Data lines -
* * * * * * * * *

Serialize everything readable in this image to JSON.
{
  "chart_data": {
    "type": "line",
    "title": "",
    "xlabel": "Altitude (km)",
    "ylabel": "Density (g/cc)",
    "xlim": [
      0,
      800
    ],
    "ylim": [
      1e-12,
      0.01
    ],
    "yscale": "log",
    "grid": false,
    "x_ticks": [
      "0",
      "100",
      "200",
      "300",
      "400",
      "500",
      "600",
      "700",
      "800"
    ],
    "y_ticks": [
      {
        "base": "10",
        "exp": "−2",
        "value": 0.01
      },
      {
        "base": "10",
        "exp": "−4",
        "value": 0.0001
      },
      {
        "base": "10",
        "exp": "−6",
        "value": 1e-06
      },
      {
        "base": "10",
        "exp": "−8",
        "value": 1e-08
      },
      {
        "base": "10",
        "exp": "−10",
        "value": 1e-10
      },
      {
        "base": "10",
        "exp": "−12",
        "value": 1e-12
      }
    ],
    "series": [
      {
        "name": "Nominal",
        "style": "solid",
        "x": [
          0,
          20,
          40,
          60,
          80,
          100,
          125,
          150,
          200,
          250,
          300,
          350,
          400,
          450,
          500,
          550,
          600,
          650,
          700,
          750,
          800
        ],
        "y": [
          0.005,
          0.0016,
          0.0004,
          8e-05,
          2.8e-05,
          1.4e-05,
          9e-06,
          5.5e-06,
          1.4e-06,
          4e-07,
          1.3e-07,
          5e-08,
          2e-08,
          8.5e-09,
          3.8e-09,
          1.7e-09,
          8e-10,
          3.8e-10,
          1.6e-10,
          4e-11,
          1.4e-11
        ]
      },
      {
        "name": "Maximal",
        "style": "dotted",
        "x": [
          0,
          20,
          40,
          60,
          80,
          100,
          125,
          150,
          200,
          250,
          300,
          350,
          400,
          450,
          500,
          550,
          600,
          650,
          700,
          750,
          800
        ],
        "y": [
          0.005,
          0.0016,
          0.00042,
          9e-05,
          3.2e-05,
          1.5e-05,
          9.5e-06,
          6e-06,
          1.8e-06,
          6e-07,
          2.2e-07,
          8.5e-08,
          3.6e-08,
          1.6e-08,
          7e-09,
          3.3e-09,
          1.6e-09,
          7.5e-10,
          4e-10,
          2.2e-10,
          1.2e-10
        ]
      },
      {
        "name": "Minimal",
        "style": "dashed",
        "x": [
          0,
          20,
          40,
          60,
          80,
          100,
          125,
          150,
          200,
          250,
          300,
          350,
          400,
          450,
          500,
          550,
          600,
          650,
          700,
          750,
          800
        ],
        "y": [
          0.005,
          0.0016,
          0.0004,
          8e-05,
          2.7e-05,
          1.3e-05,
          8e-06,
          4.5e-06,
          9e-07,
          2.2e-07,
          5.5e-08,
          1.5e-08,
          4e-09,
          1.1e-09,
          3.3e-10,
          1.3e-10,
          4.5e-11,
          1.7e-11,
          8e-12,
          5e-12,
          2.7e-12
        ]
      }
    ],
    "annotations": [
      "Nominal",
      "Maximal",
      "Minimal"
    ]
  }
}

* * * * * * * * *

Problem requirements - Pull out each record as written and restate it exactly.

Output for this exercise -
Serialize everything readable in this image to JSON.
{
  "chart_data": {
    "type": "line",
    "title": "",
    "xlabel": "Altitude (km)",
    "ylabel": "Density (g/cc)",
    "xlim": [
      0,
      800
    ],
    "ylim": [
      1e-12,
      0.01
    ],
    "yscale": "log",
    "grid": false,
    "x_ticks": [
      "0",
      "100",
      "200",
      "300",
      "400",
      "500",
      "600",
      "700",
      "800"
    ],
    "y_ticks": [
      {
        "base": "10",
        "exp": "−2",
        "value": 0.01
      },
      {
        "base": "10",
        "exp": "−4",
        "value": 0.0001
      },
      {
        "base": "10",
        "exp": "−6",
        "value": 1e-06
      },
      {
        "base": "10",
        "exp": "−8",
        "value": 1e-08
      },
      {
        "base": "10",
        "exp": "−10",
        "value": 1e-10
      },
      {
        "base": "10",
        "exp": "−12",
        "value": 1e-12
      }
    ],
    "series": [
      {
        "name": "Nominal",
        "style": "solid",
        "x": [
          0,
          20,
          40,
          60,
          80,
          100,
          125,
          150,
          200,
          250,
          300,
          350,
          400,
          450,
          500,
          550,
          600,
          650,
          700,
          750,
          800
        ],
        "y": [
          0.005,
          0.0016,
          0.0004,
          8e-05,
          2.8e-05,
          1.4e-05,
          9e-06,
          5.5e-06,
          1.4e-06,
          4e-07,
          1.3e-07,
          5e-08,
          2e-08,
          8.5e-09,
          3.8e-09,
          1.7e-09,
          8e-10,
          3.8e-10,
          1.6e-10,
          4e-11,
          1.4e-11
        ]
      },
      {
        "name": "Maximal",
        "style": "dotted",
        "x": [
          0,
          20,
          40,
          60,
          80,
          100,
          125,
          150,
          200,
          250,
          300,
          350,
          400,
          450,
          500,
          550,
          600,
          650,
          700,
          750,
          800
        ],
        "y": [
          0.005,
          0.0016,
          0.00042,
          9e-05,
          3.2e-05,
          1.5e-05,
          9.5e-06,
          6e-06,
          1.8e-06,
          6e-07,
          2.2e-07,
          8.5e-08,
          3.6e-08,
          1.6e-08,
          7e-09,
          3.3e-09,
          1.6e-09,
          7.5e-10,
          4e-10,
          2.2e-10,
          1.2e-10
        ]
      },
      {
        "name": "Minimal",
        "style": "dashed",
        "x": [
          0,
          20,
          40,
          60,
          80,
          100,
          125,
          150,
          200,
          250,
          300,
          350,
          400,
          450,
          500,
          550,
          600,
          650,
          700,
          750,
          800
        ],
        "y": [
          0.005,
          0.0016,
          0.0004,
          8e-05,
          2.7e-05,
          1.3e-05,
          8e-06,
          4.5e-06,
          9e-07,
          2.2e-07,
          5.5e-08,
          1.5e-08,
          4e-09,
          1.1e-09,
          3.3e-10,
          1.3e-10,
          4.5e-11,
          1.7e-11,
          8e-12,
          5e-12,
          2.7e-12
        ]
      }
    ],
    "annotations": [
      "Nominal",
      "Maximal",
      "Minimal"
    ]
  }
}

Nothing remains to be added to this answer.